- _MATERIAL_:
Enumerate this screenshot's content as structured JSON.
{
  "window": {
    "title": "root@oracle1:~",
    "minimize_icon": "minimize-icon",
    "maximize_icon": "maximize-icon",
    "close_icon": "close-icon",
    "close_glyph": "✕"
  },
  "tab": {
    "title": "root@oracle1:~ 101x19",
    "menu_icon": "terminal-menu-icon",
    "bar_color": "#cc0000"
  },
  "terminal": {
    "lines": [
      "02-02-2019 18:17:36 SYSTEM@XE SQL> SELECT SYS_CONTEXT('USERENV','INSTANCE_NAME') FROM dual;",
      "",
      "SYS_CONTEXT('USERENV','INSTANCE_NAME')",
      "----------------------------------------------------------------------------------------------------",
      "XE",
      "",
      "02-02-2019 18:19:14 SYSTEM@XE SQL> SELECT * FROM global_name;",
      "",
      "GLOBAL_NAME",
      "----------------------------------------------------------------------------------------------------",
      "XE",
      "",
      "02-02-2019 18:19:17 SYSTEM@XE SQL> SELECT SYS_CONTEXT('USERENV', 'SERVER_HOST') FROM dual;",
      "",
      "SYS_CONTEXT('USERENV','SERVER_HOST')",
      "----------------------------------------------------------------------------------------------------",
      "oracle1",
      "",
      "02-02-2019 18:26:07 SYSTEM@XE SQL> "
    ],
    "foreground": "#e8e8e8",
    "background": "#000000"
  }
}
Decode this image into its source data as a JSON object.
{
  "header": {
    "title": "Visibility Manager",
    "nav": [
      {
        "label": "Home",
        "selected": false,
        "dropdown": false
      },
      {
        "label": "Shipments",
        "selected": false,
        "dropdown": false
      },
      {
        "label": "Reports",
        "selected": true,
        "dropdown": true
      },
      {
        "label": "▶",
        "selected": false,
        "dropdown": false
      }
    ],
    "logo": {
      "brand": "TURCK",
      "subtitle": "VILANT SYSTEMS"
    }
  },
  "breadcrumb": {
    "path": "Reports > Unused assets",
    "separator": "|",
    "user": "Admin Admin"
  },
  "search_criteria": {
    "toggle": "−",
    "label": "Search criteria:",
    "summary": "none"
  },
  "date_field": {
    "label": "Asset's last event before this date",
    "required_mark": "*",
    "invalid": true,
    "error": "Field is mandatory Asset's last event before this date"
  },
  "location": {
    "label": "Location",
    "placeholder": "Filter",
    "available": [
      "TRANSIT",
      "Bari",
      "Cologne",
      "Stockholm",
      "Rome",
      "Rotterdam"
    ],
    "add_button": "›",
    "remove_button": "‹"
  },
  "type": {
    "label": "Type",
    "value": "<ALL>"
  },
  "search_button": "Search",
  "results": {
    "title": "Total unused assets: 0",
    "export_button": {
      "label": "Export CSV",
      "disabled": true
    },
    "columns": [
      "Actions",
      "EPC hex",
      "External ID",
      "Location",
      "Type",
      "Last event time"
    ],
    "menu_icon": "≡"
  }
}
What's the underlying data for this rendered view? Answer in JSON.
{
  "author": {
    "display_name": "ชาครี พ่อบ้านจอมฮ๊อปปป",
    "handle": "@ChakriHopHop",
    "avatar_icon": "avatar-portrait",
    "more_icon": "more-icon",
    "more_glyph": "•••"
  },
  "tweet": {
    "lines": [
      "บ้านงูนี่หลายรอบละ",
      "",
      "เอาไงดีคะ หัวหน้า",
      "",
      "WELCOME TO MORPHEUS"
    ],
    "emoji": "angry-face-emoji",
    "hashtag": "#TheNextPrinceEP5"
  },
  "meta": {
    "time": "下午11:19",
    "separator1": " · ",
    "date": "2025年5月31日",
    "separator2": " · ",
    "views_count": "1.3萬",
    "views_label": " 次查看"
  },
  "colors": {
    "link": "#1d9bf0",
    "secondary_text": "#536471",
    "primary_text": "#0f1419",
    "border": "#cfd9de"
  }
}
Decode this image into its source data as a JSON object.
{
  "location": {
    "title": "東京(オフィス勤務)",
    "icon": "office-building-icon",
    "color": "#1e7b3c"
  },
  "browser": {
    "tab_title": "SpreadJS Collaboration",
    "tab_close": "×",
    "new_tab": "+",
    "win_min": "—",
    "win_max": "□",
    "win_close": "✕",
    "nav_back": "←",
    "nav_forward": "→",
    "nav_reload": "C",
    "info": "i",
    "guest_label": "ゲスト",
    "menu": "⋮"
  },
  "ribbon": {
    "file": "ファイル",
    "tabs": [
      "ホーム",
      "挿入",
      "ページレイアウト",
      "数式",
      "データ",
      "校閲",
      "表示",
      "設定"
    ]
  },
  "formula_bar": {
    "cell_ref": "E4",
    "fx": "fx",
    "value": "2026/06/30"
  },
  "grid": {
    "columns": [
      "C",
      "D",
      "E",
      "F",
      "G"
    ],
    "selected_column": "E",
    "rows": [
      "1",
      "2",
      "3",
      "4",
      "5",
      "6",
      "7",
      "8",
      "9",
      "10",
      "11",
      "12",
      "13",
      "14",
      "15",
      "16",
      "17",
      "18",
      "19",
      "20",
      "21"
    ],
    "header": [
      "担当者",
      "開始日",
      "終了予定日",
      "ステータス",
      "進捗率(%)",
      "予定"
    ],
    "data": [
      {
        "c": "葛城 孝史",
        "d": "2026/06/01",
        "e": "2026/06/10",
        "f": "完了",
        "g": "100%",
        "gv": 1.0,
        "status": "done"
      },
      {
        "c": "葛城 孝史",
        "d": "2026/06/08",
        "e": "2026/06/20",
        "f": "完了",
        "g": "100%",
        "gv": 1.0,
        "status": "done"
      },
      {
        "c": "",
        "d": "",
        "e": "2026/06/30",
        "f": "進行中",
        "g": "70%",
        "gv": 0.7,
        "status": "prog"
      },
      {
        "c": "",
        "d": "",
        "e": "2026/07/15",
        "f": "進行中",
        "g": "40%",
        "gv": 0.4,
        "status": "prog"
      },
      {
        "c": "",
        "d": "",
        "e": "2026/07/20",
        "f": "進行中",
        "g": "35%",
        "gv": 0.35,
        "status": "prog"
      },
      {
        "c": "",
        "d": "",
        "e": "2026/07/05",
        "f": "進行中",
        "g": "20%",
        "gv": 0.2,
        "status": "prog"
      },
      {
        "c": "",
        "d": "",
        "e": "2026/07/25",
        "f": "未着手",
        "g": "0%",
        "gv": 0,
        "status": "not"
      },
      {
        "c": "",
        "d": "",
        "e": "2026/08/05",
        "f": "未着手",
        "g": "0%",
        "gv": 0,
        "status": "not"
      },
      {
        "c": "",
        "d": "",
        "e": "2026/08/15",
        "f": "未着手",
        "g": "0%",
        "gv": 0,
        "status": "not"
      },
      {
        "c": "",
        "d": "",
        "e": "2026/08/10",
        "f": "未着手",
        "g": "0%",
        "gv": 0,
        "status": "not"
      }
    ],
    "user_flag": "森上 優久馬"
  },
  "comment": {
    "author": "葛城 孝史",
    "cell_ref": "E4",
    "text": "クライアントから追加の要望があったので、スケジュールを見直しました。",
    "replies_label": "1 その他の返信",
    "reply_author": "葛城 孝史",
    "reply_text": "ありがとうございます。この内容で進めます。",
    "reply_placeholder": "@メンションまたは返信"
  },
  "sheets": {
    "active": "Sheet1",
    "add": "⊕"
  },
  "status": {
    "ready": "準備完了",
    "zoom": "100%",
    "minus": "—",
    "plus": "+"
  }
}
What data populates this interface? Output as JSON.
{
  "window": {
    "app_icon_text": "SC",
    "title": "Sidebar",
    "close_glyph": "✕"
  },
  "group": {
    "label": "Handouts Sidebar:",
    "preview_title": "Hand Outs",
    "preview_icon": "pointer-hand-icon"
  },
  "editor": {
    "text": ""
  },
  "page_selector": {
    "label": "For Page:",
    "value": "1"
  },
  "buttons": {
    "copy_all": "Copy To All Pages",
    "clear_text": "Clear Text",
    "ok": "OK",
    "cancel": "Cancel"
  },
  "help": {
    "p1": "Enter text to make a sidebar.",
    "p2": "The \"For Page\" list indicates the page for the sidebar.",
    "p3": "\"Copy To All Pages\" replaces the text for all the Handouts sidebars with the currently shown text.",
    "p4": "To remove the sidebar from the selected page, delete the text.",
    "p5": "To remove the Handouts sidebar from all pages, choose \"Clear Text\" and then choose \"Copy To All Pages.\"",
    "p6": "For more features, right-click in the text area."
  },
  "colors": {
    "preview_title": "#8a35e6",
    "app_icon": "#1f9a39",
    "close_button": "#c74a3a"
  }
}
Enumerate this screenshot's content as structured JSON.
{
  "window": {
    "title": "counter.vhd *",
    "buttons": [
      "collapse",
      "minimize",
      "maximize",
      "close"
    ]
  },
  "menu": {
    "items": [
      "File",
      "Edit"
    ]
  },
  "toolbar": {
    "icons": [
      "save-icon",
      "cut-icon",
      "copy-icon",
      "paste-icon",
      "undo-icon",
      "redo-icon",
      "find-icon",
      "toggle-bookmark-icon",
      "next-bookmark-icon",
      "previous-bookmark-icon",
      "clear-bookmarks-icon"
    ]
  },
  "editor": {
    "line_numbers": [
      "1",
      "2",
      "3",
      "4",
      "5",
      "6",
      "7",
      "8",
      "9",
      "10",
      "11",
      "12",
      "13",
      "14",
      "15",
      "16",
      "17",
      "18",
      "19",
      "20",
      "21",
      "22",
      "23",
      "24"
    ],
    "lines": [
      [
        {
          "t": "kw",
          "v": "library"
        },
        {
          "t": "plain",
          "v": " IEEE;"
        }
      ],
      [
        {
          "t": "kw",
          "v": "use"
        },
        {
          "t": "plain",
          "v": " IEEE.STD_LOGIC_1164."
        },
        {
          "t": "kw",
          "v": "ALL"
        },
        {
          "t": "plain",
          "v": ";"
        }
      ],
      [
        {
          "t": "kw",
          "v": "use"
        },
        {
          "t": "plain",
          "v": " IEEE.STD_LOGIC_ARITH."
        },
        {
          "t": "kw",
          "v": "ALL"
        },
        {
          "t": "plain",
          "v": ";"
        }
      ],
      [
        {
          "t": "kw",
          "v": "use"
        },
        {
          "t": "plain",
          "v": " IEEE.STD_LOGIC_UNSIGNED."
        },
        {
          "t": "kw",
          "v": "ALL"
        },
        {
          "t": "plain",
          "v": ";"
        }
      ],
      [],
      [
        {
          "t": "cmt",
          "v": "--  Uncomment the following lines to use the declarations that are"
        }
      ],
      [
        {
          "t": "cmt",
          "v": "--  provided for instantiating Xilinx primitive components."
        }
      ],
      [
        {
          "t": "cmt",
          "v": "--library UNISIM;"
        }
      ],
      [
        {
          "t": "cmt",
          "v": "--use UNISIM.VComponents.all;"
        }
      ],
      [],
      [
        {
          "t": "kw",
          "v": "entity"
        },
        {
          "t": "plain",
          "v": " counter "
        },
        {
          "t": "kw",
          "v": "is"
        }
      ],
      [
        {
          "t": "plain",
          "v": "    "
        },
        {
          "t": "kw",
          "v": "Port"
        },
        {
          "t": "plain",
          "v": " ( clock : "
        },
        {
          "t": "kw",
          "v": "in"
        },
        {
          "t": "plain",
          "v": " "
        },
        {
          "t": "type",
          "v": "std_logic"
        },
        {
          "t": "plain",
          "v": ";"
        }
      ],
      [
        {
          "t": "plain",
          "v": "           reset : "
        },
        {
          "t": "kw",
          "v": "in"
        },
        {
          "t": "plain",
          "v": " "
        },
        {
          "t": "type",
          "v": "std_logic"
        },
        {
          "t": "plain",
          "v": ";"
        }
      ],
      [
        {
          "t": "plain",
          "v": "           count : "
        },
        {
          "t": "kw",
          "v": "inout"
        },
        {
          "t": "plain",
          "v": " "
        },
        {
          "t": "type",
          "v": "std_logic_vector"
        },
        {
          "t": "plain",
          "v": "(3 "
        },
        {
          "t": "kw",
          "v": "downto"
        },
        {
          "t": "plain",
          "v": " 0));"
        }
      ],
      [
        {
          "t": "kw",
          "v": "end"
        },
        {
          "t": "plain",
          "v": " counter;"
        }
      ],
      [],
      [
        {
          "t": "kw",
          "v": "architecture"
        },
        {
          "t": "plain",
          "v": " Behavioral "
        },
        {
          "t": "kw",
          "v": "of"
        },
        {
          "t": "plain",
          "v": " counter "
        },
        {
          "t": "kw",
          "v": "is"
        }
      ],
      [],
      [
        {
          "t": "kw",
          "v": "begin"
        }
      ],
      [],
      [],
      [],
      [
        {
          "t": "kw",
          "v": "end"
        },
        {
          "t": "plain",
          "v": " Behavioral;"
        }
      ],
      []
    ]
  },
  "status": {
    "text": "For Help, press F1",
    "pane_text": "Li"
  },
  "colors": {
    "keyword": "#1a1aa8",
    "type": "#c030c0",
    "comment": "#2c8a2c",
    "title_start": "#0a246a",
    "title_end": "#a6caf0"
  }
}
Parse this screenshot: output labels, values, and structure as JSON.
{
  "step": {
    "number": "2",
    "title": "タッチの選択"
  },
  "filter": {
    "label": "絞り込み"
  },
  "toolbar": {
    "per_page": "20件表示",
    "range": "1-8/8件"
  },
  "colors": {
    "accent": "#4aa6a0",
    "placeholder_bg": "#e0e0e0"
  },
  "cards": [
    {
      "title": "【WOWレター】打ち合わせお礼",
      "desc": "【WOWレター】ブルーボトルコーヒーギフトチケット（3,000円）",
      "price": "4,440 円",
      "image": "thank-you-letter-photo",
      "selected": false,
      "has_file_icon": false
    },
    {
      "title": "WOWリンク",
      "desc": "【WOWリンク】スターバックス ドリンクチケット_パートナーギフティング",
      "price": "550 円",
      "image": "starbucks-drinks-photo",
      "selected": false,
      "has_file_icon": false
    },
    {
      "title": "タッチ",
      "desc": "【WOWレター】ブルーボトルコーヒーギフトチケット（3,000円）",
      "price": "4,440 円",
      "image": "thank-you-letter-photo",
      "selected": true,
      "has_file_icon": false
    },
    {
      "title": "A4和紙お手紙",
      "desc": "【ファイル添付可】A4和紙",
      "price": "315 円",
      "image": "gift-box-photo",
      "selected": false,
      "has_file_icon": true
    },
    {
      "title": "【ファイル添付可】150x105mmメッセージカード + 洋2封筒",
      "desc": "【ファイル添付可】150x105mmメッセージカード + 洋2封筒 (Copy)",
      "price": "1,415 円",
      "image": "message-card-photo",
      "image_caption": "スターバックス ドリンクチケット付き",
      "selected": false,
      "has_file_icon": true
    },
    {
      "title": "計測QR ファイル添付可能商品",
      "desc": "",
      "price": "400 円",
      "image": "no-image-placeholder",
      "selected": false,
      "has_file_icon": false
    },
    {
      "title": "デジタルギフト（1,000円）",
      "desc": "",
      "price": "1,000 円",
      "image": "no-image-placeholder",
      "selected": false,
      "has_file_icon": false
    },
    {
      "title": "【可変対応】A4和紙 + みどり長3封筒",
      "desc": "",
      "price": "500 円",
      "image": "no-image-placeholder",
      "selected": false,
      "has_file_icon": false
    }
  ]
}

- _YOUR INSTRUCTIONS_: In the entries above, locate every line with the word "スターバックス" and copy it.

- _FINAL ANSWER_:
      "desc": "【WOWリンク】スターバックス ドリンクチケット_パートナーギフティング",
      "image_caption": "スターバックス ドリンクチケット付き",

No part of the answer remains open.